++++ INFORMATION GIVEN ++++
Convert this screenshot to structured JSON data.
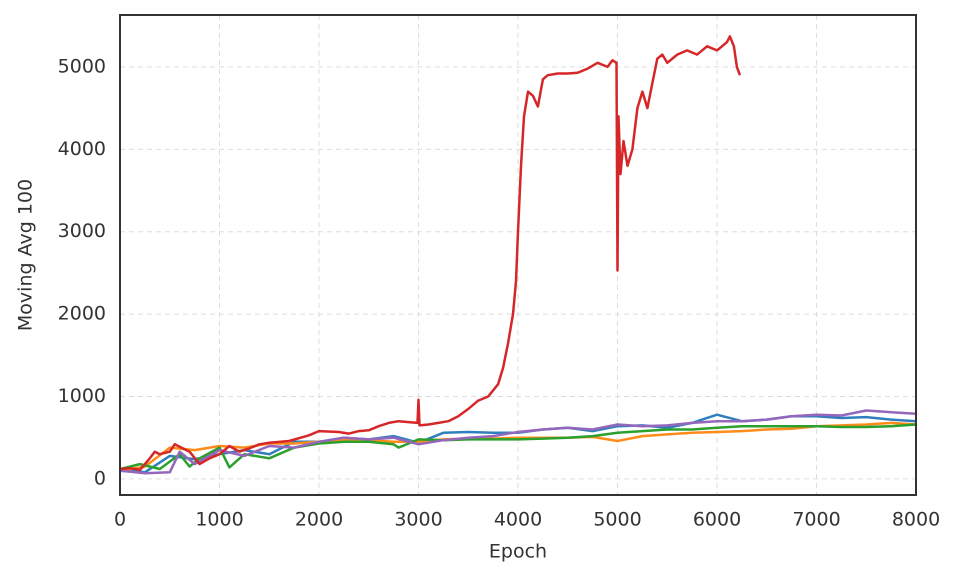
{
  "chart_data": {
    "type": "line",
    "xlabel": "Epoch",
    "ylabel": "Moving Avg 100",
    "xlim": [
      0,
      8000
    ],
    "ylim": [
      -195,
      5630
    ],
    "xticks": [
      0,
      1000,
      2000,
      3000,
      4000,
      5000,
      6000,
      7000,
      8000
    ],
    "yticks": [
      0,
      1000,
      2000,
      3000,
      4000,
      5000
    ],
    "grid": true,
    "series": [
      {
        "color": "#2f7fbd",
        "x": [
          0,
          250,
          500,
          750,
          1000,
          1250,
          1500,
          1750,
          2000,
          2250,
          2500,
          2750,
          3000,
          3250,
          3500,
          3750,
          4000,
          4250,
          4500,
          4750,
          5000,
          5250,
          5500,
          5750,
          6000,
          6250,
          6500,
          6750,
          7000,
          7250,
          7500,
          7750,
          8000
        ],
        "values": [
          120,
          80,
          280,
          240,
          300,
          350,
          300,
          450,
          450,
          500,
          480,
          520,
          440,
          560,
          570,
          560,
          560,
          600,
          620,
          580,
          640,
          650,
          620,
          680,
          780,
          700,
          720,
          760,
          760,
          740,
          750,
          720,
          700
        ]
      },
      {
        "color": "#ff8c1a",
        "x": [
          0,
          250,
          500,
          750,
          1000,
          1250,
          1500,
          1750,
          2000,
          2250,
          2500,
          2750,
          3000,
          3250,
          3500,
          3750,
          4000,
          4250,
          4500,
          4750,
          5000,
          5250,
          5500,
          5750,
          6000,
          6250,
          6500,
          6750,
          7000,
          7250,
          7500,
          7750,
          8000
        ],
        "values": [
          100,
          150,
          380,
          350,
          400,
          380,
          430,
          430,
          450,
          480,
          470,
          450,
          450,
          480,
          490,
          490,
          500,
          500,
          500,
          510,
          460,
          520,
          540,
          560,
          570,
          580,
          600,
          610,
          640,
          650,
          660,
          680,
          660
        ]
      },
      {
        "color": "#2ca02c",
        "x": [
          0,
          200,
          400,
          600,
          700,
          800,
          1000,
          1100,
          1250,
          1500,
          1750,
          2000,
          2250,
          2500,
          2750,
          2800,
          3000,
          3250,
          3500,
          3750,
          4000,
          4250,
          4500,
          4750,
          5000,
          5250,
          5500,
          5750,
          6000,
          6250,
          6500,
          6750,
          7000,
          7250,
          7500,
          7750,
          8000
        ],
        "values": [
          120,
          180,
          120,
          300,
          150,
          250,
          380,
          140,
          300,
          250,
          380,
          430,
          450,
          450,
          420,
          380,
          480,
          470,
          480,
          480,
          480,
          490,
          500,
          520,
          560,
          580,
          600,
          600,
          620,
          640,
          640,
          640,
          640,
          630,
          630,
          640,
          660
        ]
      },
      {
        "color": "#9467bd",
        "x": [
          0,
          250,
          500,
          600,
          750,
          1000,
          1250,
          1500,
          1750,
          2000,
          2250,
          2500,
          2750,
          3000,
          3250,
          3500,
          3750,
          4000,
          4250,
          4500,
          4750,
          5000,
          5250,
          5500,
          5750,
          6000,
          6250,
          6500,
          6750,
          7000,
          7250,
          7500,
          7750,
          8000
        ],
        "values": [
          100,
          70,
          80,
          330,
          180,
          350,
          280,
          400,
          380,
          450,
          500,
          480,
          500,
          420,
          470,
          500,
          520,
          570,
          600,
          620,
          600,
          660,
          640,
          650,
          680,
          700,
          700,
          720,
          760,
          780,
          770,
          830,
          810,
          790
        ]
      },
      {
        "color": "#d62728",
        "x": [
          0,
          100,
          200,
          300,
          350,
          400,
          500,
          550,
          600,
          700,
          800,
          900,
          1000,
          1100,
          1200,
          1300,
          1400,
          1500,
          1700,
          1900,
          2000,
          2200,
          2300,
          2400,
          2500,
          2600,
          2700,
          2800,
          2900,
          2990,
          3000,
          3010,
          3100,
          3200,
          3300,
          3400,
          3500,
          3600,
          3700,
          3800,
          3850,
          3900,
          3950,
          3980,
          4000,
          4030,
          4060,
          4100,
          4150,
          4200,
          4250,
          4300,
          4400,
          4500,
          4600,
          4700,
          4800,
          4900,
          4950,
          4990,
          5000,
          5010,
          5030,
          5060,
          5100,
          5150,
          5200,
          5250,
          5300,
          5350,
          5400,
          5450,
          5500,
          5600,
          5700,
          5800,
          5900,
          6000,
          6050,
          6100,
          6130,
          6170,
          6200,
          6230
        ],
        "values": [
          120,
          130,
          110,
          250,
          330,
          300,
          330,
          420,
          390,
          330,
          180,
          250,
          300,
          400,
          330,
          370,
          420,
          440,
          460,
          530,
          580,
          570,
          550,
          580,
          590,
          640,
          680,
          700,
          690,
          680,
          960,
          650,
          660,
          680,
          700,
          760,
          850,
          950,
          1000,
          1150,
          1350,
          1650,
          2000,
          2400,
          3000,
          3800,
          4400,
          4700,
          4650,
          4520,
          4850,
          4900,
          4920,
          4920,
          4930,
          4980,
          5050,
          5000,
          5080,
          5050,
          2530,
          4400,
          3700,
          4100,
          3800,
          4000,
          4500,
          4700,
          4500,
          4800,
          5100,
          5150,
          5050,
          5150,
          5200,
          5150,
          5250,
          5200,
          5250,
          5300,
          5370,
          5250,
          5000,
          4900
        ]
      }
    ]
  }
}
++++
**REQUEST**
Transcribe all of the records above character for character. Exclude the pictures.

**SOLVED PROBLEM**
Convert this screenshot to structured JSON data.
{
  "chart_data": {
    "type": "line",
    "xlabel": "Epoch",
    "ylabel": "Moving Avg 100",
    "xlim": [
      0,
      8000
    ],
    "ylim": [
      -195,
      5630
    ],
    "xticks": [
      0,
      1000,
      2000,
      3000,
      4000,
      5000,
      6000,
      7000,
      8000
    ],
    "yticks": [
      0,
      1000,
      2000,
      3000,
      4000,
      5000
    ],
    "grid": true,
    "series": [
      {
        "color": "#2f7fbd",
        "x": [
          0,
          250,
          500,
          750,
          1000,
          1250,
          1500,
          1750,
          2000,
          2250,
          2500,
          2750,
          3000,
          3250,
          3500,
          3750,
          4000,
          4250,
          4500,
          4750,
          5000,
          5250,
          5500,
          5750,
          6000,
          6250,
          6500,
          6750,
          7000,
          7250,
          7500,
          7750,
          8000
        ],
        "values": [
          120,
          80,
          280,
          240,
          300,
          350,
          300,
          450,
          450,
          500,
          480,
          520,
          440,
          560,
          570,
          560,
          560,
          600,
          620,
          580,
          640,
          650,
          620,
          680,
          780,
          700,
          720,
          760,
          760,
          740,
          750,
          720,
          700
        ]
      },
      {
        "color": "#ff8c1a",
        "x": [
          0,
          250,
          500,
          750,
          1000,
          1250,
          1500,
          1750,
          2000,
          2250,
          2500,
          2750,
          3000,
          3250,
          3500,
          3750,
          4000,
          4250,
          4500,
          4750,
          5000,
          5250,
          5500,
          5750,
          6000,
          6250,
          6500,
          6750,
          7000,
          7250,
          7500,
          7750,
          8000
        ],
        "values": [
          100,
          150,
          380,
          350,
          400,
          380,
          430,
          430,
          450,
          480,
          470,
          450,
          450,
          480,
          490,
          490,
          500,
          500,
          500,
          510,
          460,
          520,
          540,
          560,
          570,
          580,
          600,
          610,
          640,
          650,
          660,
          680,
          660
        ]
      },
      {
        "color": "#2ca02c",
        "x": [
          0,
          200,
          400,
          600,
          700,
          800,
          1000,
          1100,
          1250,
          1500,
          1750,
          2000,
          2250,
          2500,
          2750,
          2800,
          3000,
          3250,
          3500,
          3750,
          4000,
          4250,
          4500,
          4750,
          5000,
          5250,
          5500,
          5750,
          6000,
          6250,
          6500,
          6750,
          7000,
          7250,
          7500,
          7750,
          8000
        ],
        "values": [
          120,
          180,
          120,
          300,
          150,
          250,
          380,
          140,
          300,
          250,
          380,
          430,
          450,
          450,
          420,
          380,
          480,
          470,
          480,
          480,
          480,
          490,
          500,
          520,
          560,
          580,
          600,
          600,
          620,
          640,
          640,
          640,
          640,
          630,
          630,
          640,
          660
        ]
      },
      {
        "color": "#9467bd",
        "x": [
          0,
          250,
          500,
          600,
          750,
          1000,
          1250,
          1500,
          1750,
          2000,
          2250,
          2500,
          2750,
          3000,
          3250,
          3500,
          3750,
          4000,
          4250,
          4500,
          4750,
          5000,
          5250,
          5500,
          5750,
          6000,
          6250,
          6500,
          6750,
          7000,
          7250,
          7500,
          7750,
          8000
        ],
        "values": [
          100,
          70,
          80,
          330,
          180,
          350,
          280,
          400,
          380,
          450,
          500,
          480,
          500,
          420,
          470,
          500,
          520,
          570,
          600,
          620,
          600,
          660,
          640,
          650,
          680,
          700,
          700,
          720,
          760,
          780,
          770,
          830,
          810,
          790
        ]
      },
      {
        "color": "#d62728",
        "x": [
          0,
          100,
          200,
          300,
          350,
          400,
          500,
          550,
          600,
          700,
          800,
          900,
          1000,
          1100,
          1200,
          1300,
          1400,
          1500,
          1700,
          1900,
          2000,
          2200,
          2300,
          2400,
          2500,
          2600,
          2700,
          2800,
          2900,
          2990,
          3000,
          3010,
          3100,
          3200,
          3300,
          3400,
          3500,
          3600,
          3700,
          3800,
          3850,
          3900,
          3950,
          3980,
          4000,
          4030,
          4060,
          4100,
          4150,
          4200,
          4250,
          4300,
          4400,
          4500,
          4600,
          4700,
          4800,
          4900,
          4950,
          4990,
          5000,
          5010,
          5030,
          5060,
          5100,
          5150,
          5200,
          5250,
          5300,
          5350,
          5400,
          5450,
          5500,
          5600,
          5700,
          5800,
          5900,
          6000,
          6050,
          6100,
          6130,
          6170,
          6200,
          6230
        ],
        "values": [
          120,
          130,
          110,
          250,
          330,
          300,
          330,
          420,
          390,
          330,
          180,
          250,
          300,
          400,
          330,
          370,
          420,
          440,
          460,
          530,
          580,
          570,
          550,
          580,
          590,
          640,
          680,
          700,
          690,
          680,
          960,
          650,
          660,
          680,
          700,
          760,
          850,
          950,
          1000,
          1150,
          1350,
          1650,
          2000,
          2400,
          3000,
          3800,
          4400,
          4700,
          4650,
          4520,
          4850,
          4900,
          4920,
          4920,
          4930,
          4980,
          5050,
          5000,
          5080,
          5050,
          2530,
          4400,
          3700,
          4100,
          3800,
          4000,
          4500,
          4700,
          4500,
          4800,
          5100,
          5150,
          5050,
          5150,
          5200,
          5150,
          5250,
          5200,
          5250,
          5300,
          5370,
          5250,
          5000,
          4900
        ]
      }
    ]
  }
}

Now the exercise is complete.